(GOAL):
Report the number of lines that include "وقال", with no additional text.

(Collected data):
===============

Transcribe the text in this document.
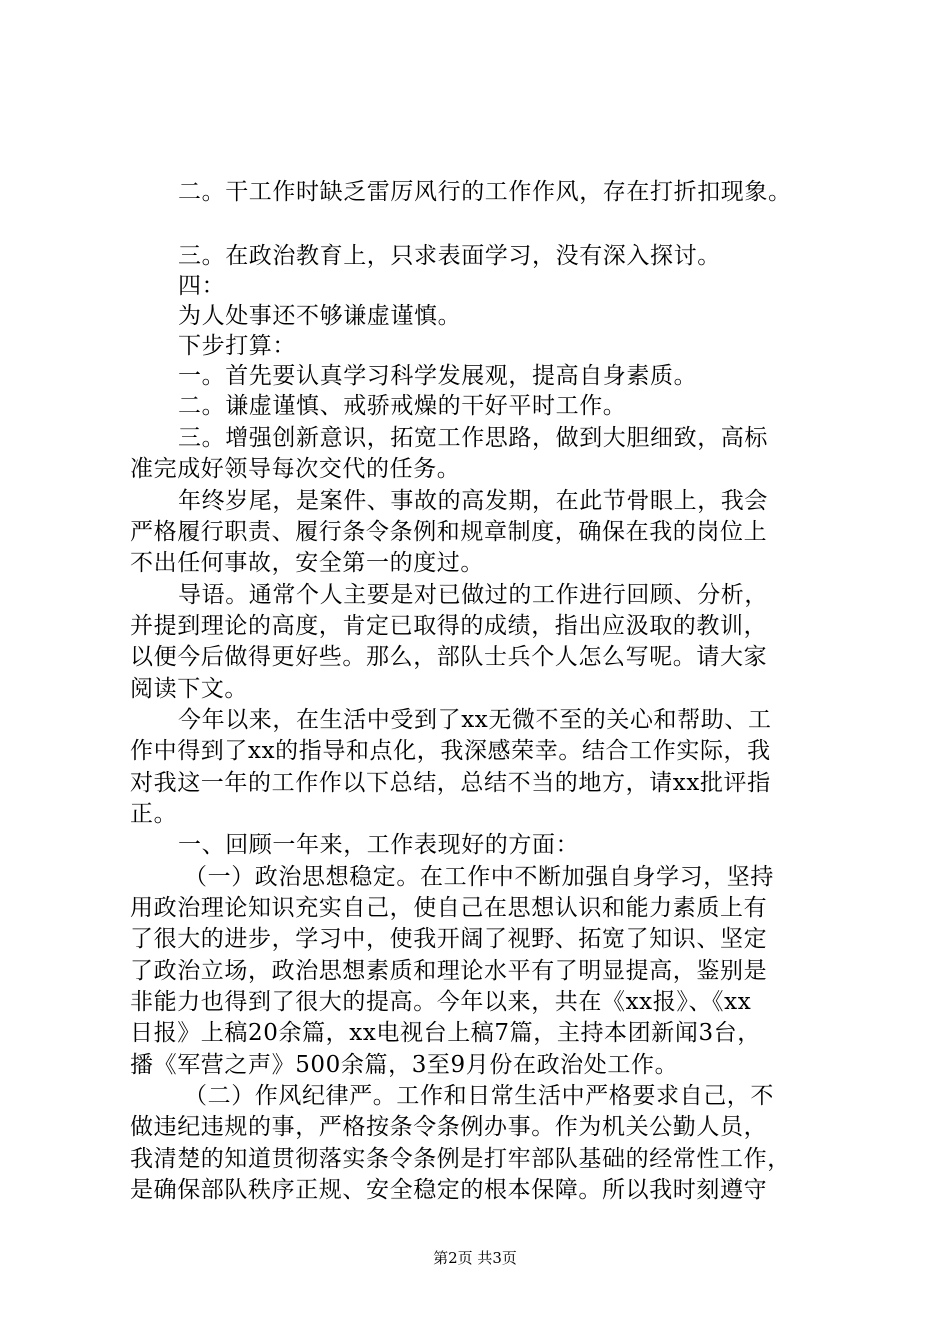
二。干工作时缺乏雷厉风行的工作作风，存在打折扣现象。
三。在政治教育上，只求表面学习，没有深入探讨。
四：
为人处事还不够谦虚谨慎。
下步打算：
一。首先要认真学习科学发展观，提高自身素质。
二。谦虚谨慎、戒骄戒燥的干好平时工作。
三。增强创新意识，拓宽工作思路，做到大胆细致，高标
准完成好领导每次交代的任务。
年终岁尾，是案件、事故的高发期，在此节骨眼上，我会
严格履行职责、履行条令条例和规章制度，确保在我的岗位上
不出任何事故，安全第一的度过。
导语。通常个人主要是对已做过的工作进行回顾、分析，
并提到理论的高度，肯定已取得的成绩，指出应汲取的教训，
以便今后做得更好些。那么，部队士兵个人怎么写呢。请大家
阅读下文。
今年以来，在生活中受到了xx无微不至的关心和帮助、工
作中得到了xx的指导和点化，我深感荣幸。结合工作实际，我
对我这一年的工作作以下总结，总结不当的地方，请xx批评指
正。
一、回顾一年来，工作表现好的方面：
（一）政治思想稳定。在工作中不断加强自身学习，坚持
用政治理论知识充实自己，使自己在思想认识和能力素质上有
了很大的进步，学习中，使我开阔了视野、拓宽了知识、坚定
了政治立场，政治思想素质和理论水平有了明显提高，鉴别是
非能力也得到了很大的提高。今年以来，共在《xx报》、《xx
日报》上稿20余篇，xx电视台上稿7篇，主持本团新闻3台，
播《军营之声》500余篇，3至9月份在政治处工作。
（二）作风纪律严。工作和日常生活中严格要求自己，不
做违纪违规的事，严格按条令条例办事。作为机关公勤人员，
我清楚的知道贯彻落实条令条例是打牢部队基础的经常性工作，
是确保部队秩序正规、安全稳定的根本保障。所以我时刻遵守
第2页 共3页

===============

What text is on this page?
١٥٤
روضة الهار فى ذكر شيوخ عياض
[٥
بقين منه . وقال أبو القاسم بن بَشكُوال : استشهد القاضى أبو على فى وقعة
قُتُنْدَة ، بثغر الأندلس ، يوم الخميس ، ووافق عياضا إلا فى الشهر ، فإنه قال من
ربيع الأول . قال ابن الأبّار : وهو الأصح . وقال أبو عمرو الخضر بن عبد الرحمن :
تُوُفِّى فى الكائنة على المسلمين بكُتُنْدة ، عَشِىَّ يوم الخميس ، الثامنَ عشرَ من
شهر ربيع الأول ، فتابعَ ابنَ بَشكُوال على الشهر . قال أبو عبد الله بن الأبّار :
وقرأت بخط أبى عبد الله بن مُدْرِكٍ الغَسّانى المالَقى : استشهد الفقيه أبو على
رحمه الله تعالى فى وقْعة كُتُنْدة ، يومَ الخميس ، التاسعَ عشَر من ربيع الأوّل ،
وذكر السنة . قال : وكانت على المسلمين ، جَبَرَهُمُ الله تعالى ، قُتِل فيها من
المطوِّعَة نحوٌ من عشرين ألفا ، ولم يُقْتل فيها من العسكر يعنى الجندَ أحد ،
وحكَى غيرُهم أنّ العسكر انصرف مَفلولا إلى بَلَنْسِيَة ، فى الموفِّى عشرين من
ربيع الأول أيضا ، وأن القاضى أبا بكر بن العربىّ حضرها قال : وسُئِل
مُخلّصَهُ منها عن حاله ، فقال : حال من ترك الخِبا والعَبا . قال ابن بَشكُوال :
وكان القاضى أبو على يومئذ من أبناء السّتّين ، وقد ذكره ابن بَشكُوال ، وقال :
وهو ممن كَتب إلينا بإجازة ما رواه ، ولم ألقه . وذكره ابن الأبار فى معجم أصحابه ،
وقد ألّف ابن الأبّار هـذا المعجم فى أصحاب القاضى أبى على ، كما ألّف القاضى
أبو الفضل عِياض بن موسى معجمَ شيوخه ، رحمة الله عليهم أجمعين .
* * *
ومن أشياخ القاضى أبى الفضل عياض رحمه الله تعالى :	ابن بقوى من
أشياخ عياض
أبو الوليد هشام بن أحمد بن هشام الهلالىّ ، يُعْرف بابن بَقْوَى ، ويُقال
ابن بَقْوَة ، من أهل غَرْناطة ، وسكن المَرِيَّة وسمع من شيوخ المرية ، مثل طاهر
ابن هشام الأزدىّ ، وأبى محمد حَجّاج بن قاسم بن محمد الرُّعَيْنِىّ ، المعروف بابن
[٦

===============

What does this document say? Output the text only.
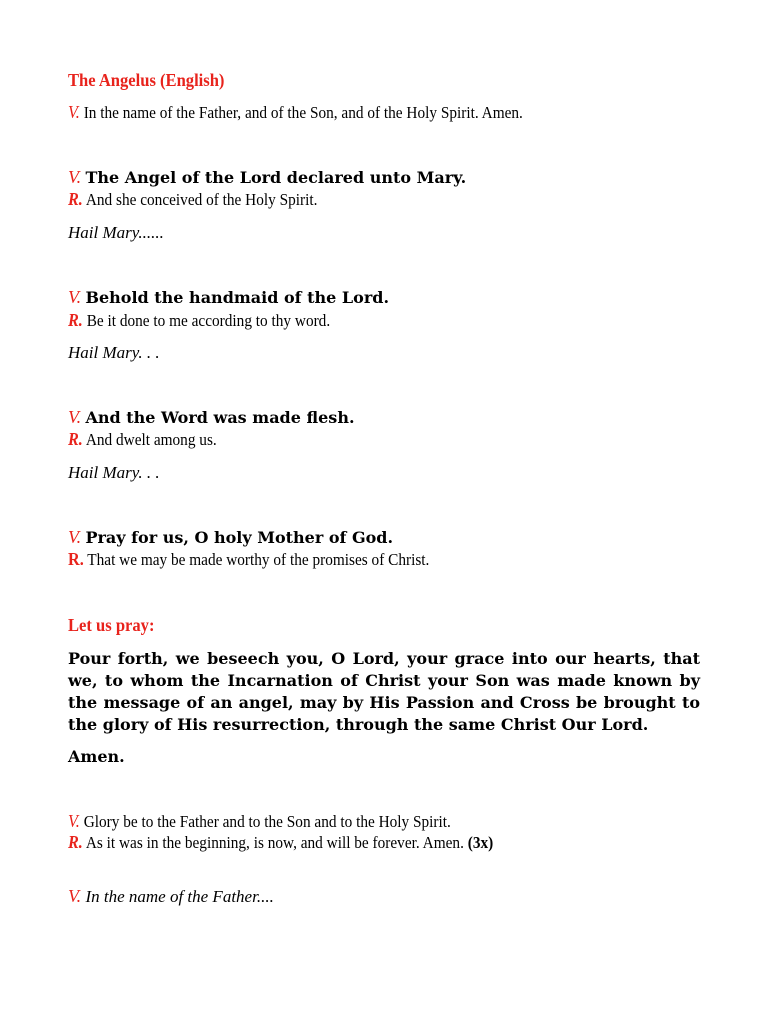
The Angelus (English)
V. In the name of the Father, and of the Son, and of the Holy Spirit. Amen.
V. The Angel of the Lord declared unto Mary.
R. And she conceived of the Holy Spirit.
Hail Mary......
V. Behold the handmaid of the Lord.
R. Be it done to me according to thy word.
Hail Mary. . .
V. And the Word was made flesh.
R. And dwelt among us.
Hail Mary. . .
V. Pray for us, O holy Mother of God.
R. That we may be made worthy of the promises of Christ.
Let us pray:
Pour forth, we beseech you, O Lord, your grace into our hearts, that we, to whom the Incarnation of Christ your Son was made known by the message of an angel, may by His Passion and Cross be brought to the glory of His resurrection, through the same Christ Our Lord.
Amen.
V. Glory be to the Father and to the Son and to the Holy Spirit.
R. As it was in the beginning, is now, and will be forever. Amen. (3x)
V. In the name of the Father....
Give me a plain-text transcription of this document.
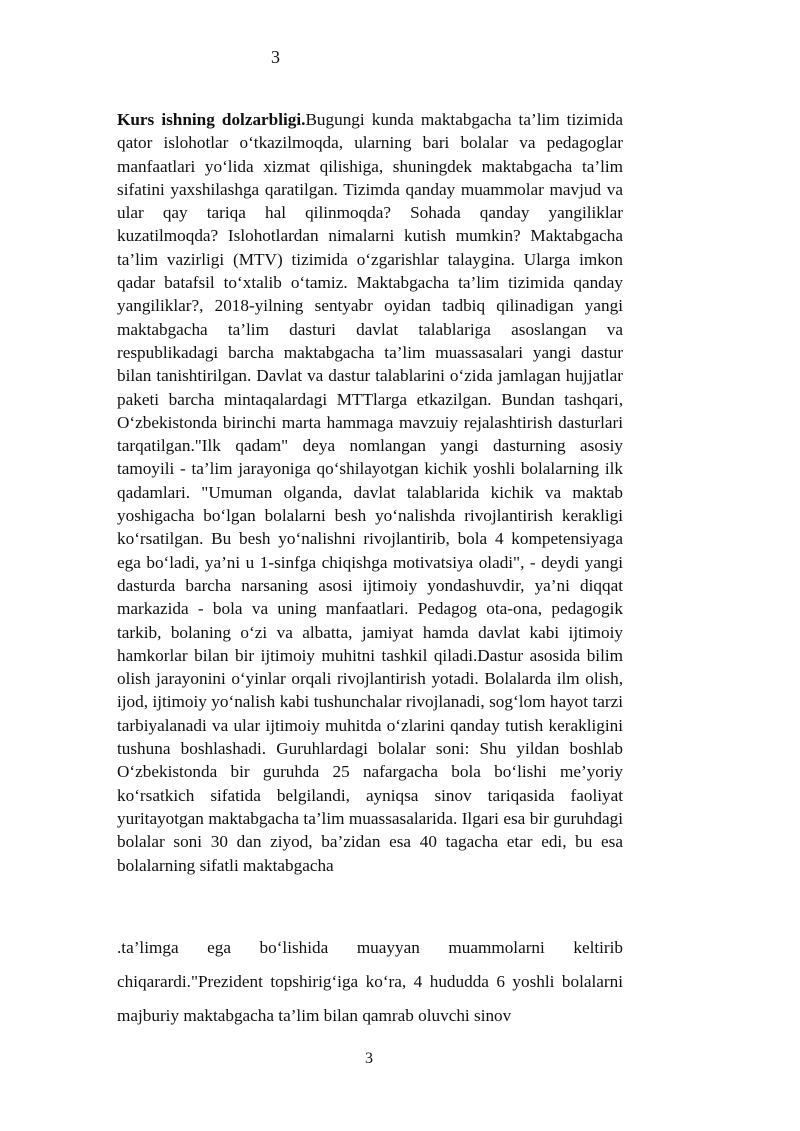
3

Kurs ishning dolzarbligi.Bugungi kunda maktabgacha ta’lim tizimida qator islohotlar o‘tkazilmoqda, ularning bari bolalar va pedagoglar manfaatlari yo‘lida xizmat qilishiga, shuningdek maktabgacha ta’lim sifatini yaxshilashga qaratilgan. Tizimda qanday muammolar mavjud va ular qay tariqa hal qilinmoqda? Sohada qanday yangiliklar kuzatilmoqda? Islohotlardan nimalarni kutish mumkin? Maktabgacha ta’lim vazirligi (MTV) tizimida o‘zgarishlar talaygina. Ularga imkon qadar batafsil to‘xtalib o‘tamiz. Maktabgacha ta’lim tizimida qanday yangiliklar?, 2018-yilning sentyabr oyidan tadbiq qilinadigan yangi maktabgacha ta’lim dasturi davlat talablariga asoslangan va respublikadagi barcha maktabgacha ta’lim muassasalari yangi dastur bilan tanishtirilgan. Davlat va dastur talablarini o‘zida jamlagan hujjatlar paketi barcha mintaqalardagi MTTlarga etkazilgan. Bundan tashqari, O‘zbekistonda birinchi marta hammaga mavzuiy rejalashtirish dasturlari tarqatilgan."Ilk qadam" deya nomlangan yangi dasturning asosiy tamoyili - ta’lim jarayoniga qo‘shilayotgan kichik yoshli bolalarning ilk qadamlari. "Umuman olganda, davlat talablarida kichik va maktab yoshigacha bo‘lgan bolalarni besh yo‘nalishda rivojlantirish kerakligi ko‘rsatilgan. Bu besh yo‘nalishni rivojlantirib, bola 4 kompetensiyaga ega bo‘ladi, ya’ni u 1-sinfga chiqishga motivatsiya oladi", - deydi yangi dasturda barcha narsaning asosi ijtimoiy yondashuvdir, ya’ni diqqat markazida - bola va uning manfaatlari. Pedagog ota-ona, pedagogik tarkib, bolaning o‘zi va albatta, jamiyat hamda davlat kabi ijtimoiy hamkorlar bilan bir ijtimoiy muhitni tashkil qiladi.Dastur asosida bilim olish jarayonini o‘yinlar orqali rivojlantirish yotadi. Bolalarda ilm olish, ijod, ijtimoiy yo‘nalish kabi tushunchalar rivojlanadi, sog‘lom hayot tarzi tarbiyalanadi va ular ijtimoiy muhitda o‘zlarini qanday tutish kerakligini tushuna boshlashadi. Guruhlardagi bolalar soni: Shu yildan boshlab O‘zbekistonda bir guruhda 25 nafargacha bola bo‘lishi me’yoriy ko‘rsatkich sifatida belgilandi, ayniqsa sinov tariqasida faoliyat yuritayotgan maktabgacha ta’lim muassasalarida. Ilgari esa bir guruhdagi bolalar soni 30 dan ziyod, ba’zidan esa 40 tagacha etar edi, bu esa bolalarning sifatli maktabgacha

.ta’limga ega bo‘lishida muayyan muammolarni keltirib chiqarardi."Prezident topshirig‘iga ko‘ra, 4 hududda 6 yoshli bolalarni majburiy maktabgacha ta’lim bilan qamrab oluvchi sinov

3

===============

(ANSWER FOR THE TASK):
3